Task details — Word for word, repeat the entries, minus the pictures.

Rows —

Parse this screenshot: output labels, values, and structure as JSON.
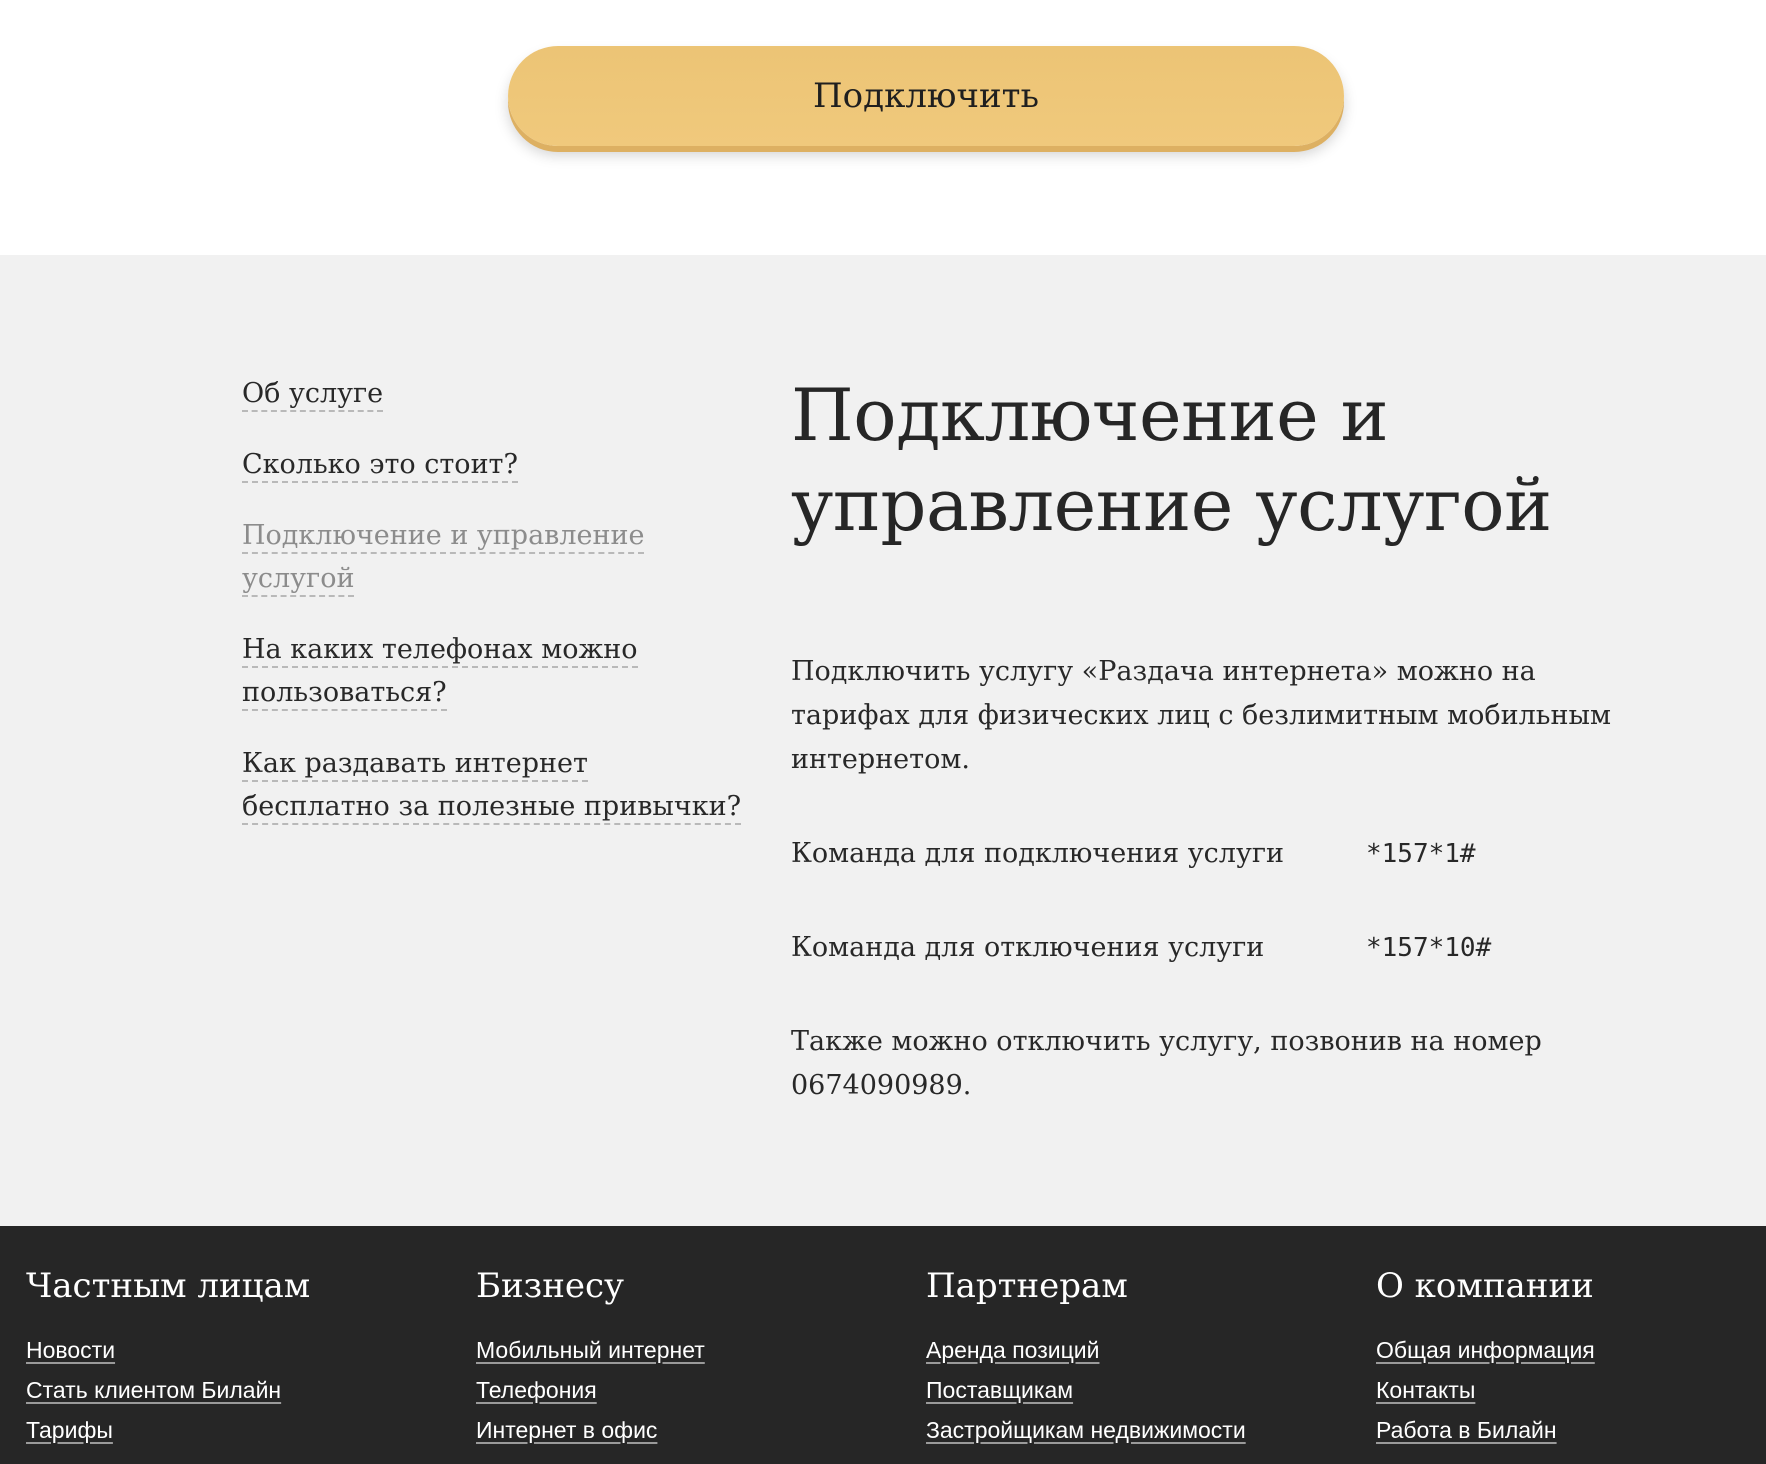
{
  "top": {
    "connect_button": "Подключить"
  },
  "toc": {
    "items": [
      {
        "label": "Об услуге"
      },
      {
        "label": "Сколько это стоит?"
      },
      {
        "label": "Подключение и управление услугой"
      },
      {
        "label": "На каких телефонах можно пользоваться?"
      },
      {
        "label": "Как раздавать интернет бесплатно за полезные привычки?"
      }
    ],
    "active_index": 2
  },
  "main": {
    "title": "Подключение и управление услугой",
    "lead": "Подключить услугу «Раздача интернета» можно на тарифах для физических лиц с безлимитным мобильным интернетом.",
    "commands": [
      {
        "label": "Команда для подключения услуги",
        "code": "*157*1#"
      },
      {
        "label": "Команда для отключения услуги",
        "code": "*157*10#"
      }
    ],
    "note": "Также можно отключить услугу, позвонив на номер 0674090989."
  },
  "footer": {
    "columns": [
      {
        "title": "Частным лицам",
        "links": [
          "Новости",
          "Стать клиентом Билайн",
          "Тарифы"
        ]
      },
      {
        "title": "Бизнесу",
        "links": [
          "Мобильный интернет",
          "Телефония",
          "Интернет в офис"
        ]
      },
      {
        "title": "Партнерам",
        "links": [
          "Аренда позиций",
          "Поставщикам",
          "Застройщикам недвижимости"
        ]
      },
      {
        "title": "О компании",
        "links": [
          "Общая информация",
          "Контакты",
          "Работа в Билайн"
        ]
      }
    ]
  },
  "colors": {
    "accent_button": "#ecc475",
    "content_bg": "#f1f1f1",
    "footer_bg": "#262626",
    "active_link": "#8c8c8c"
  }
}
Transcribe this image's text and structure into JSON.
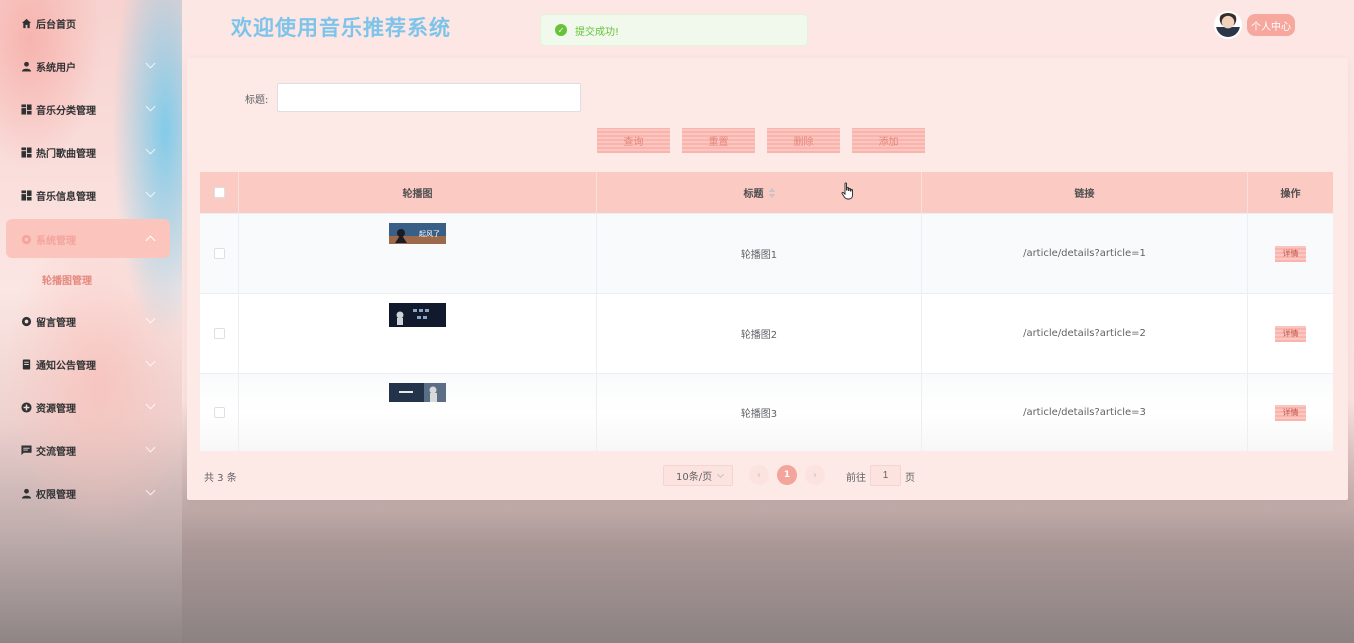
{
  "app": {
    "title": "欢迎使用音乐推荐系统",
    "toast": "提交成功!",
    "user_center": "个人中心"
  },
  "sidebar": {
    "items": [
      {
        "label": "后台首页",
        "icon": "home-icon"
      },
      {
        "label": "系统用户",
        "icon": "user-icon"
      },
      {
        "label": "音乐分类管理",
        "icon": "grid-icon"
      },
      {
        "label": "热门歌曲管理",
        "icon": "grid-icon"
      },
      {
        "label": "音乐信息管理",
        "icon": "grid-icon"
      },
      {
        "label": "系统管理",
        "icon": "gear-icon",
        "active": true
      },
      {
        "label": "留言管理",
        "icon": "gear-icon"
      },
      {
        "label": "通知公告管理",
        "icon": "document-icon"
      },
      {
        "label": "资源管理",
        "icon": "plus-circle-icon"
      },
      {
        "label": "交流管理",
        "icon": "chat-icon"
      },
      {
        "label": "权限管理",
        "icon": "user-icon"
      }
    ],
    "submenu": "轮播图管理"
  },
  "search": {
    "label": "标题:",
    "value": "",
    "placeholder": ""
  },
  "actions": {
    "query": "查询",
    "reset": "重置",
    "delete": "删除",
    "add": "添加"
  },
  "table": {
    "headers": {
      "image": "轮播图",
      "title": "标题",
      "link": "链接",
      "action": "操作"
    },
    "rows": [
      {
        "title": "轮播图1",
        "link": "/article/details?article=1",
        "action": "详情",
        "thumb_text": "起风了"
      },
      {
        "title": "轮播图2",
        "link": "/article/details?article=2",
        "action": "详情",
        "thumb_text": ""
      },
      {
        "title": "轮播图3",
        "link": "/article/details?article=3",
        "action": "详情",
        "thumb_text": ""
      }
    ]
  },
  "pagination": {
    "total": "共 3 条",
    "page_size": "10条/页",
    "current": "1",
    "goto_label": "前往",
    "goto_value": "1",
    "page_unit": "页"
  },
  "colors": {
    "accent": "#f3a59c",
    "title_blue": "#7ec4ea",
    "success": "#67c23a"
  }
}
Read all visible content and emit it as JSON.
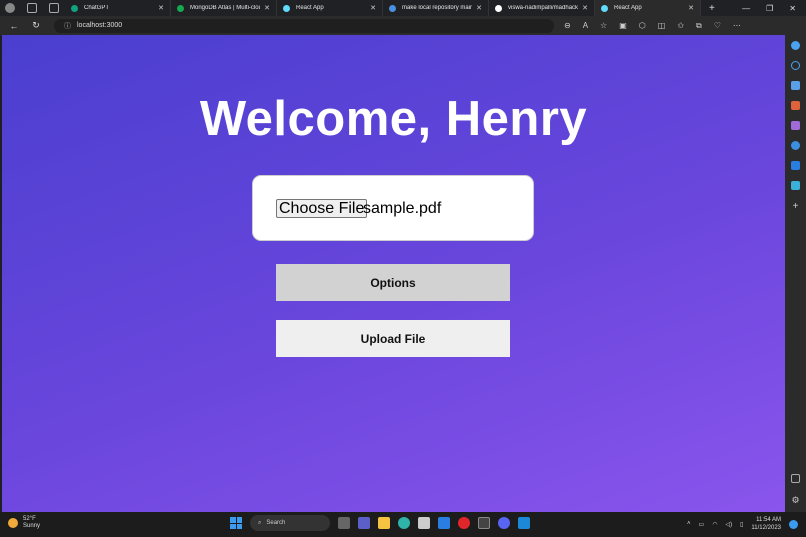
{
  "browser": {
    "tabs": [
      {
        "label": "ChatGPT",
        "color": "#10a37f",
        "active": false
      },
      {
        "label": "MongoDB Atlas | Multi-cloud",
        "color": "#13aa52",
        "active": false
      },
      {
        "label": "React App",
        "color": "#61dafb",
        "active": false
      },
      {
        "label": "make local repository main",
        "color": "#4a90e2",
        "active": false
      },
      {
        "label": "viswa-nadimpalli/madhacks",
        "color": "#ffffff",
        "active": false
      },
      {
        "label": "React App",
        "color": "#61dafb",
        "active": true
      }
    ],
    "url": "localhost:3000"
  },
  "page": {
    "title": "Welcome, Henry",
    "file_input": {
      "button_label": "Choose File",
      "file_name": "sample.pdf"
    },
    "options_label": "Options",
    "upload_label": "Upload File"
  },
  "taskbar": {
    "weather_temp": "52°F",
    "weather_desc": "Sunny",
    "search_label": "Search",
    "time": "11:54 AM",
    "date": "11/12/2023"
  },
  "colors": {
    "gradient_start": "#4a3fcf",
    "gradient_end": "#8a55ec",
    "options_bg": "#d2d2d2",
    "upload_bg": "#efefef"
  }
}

Solution for this task —
Parse this screenshot: output labels, values, and structure as JSON.
{
  "top": {
    "connect_button": "Подключить"
  },
  "toc": {
    "items": [
      {
        "label": "Об услуге"
      },
      {
        "label": "Сколько это стоит?"
      },
      {
        "label": "Подключение и управление услугой"
      },
      {
        "label": "На каких телефонах можно пользоваться?"
      },
      {
        "label": "Как раздавать интернет бесплатно за полезные привычки?"
      }
    ],
    "active_index": 2
  },
  "main": {
    "title": "Подключение и управление услугой",
    "lead": "Подключить услугу «Раздача интернета» можно на тарифах для физических лиц с безлимитным мобильным интернетом.",
    "commands": [
      {
        "label": "Команда для подключения услуги",
        "code": "*157*1#"
      },
      {
        "label": "Команда для отключения услуги",
        "code": "*157*10#"
      }
    ],
    "note": "Также можно отключить услугу, позвонив на номер 0674090989."
  },
  "footer": {
    "columns": [
      {
        "title": "Частным лицам",
        "links": [
          "Новости",
          "Стать клиентом Билайн",
          "Тарифы"
        ]
      },
      {
        "title": "Бизнесу",
        "links": [
          "Мобильный интернет",
          "Телефония",
          "Интернет в офис"
        ]
      },
      {
        "title": "Партнерам",
        "links": [
          "Аренда позиций",
          "Поставщикам",
          "Застройщикам недвижимости"
        ]
      },
      {
        "title": "О компании",
        "links": [
          "Общая информация",
          "Контакты",
          "Работа в Билайн"
        ]
      }
    ]
  },
  "colors": {
    "accent_button": "#ecc475",
    "content_bg": "#f1f1f1",
    "footer_bg": "#262626",
    "active_link": "#8c8c8c"
  }
}
Transcribe this image's text and structure into JSON.
{
  "app": {
    "title": "欢迎使用音乐推荐系统",
    "toast": "提交成功!",
    "user_center": "个人中心"
  },
  "sidebar": {
    "items": [
      {
        "label": "后台首页",
        "icon": "home-icon"
      },
      {
        "label": "系统用户",
        "icon": "user-icon"
      },
      {
        "label": "音乐分类管理",
        "icon": "grid-icon"
      },
      {
        "label": "热门歌曲管理",
        "icon": "grid-icon"
      },
      {
        "label": "音乐信息管理",
        "icon": "grid-icon"
      },
      {
        "label": "系统管理",
        "icon": "gear-icon",
        "active": true
      },
      {
        "label": "留言管理",
        "icon": "gear-icon"
      },
      {
        "label": "通知公告管理",
        "icon": "document-icon"
      },
      {
        "label": "资源管理",
        "icon": "plus-circle-icon"
      },
      {
        "label": "交流管理",
        "icon": "chat-icon"
      },
      {
        "label": "权限管理",
        "icon": "user-icon"
      }
    ],
    "submenu": "轮播图管理"
  },
  "search": {
    "label": "标题:",
    "value": "",
    "placeholder": ""
  },
  "actions": {
    "query": "查询",
    "reset": "重置",
    "delete": "删除",
    "add": "添加"
  },
  "table": {
    "headers": {
      "image": "轮播图",
      "title": "标题",
      "link": "链接",
      "action": "操作"
    },
    "rows": [
      {
        "title": "轮播图1",
        "link": "/article/details?article=1",
        "action": "详情",
        "thumb_text": "起风了"
      },
      {
        "title": "轮播图2",
        "link": "/article/details?article=2",
        "action": "详情",
        "thumb_text": ""
      },
      {
        "title": "轮播图3",
        "link": "/article/details?article=3",
        "action": "详情",
        "thumb_text": ""
      }
    ]
  },
  "pagination": {
    "total": "共 3 条",
    "page_size": "10条/页",
    "current": "1",
    "goto_label": "前往",
    "goto_value": "1",
    "page_unit": "页"
  },
  "colors": {
    "accent": "#f3a59c",
    "title_blue": "#7ec4ea",
    "success": "#67c23a"
  }
}
Read all visible content and emit it as JSON.
{
  "browser": {
    "tabs": [
      {
        "label": "ChatGPT",
        "color": "#10a37f",
        "active": false
      },
      {
        "label": "MongoDB Atlas | Multi-cloud",
        "color": "#13aa52",
        "active": false
      },
      {
        "label": "React App",
        "color": "#61dafb",
        "active": false
      },
      {
        "label": "make local repository main",
        "color": "#4a90e2",
        "active": false
      },
      {
        "label": "viswa-nadimpalli/madhacks",
        "color": "#ffffff",
        "active": false
      },
      {
        "label": "React App",
        "color": "#61dafb",
        "active": true
      }
    ],
    "url": "localhost:3000"
  },
  "page": {
    "title": "Welcome, Henry",
    "file_input": {
      "button_label": "Choose File",
      "file_name": "sample.pdf"
    },
    "options_label": "Options",
    "upload_label": "Upload File"
  },
  "taskbar": {
    "weather_temp": "52°F",
    "weather_desc": "Sunny",
    "search_label": "Search",
    "time": "11:54 AM",
    "date": "11/12/2023"
  },
  "colors": {
    "gradient_start": "#4a3fcf",
    "gradient_end": "#8a55ec",
    "options_bg": "#d2d2d2",
    "upload_bg": "#efefef"
  }
}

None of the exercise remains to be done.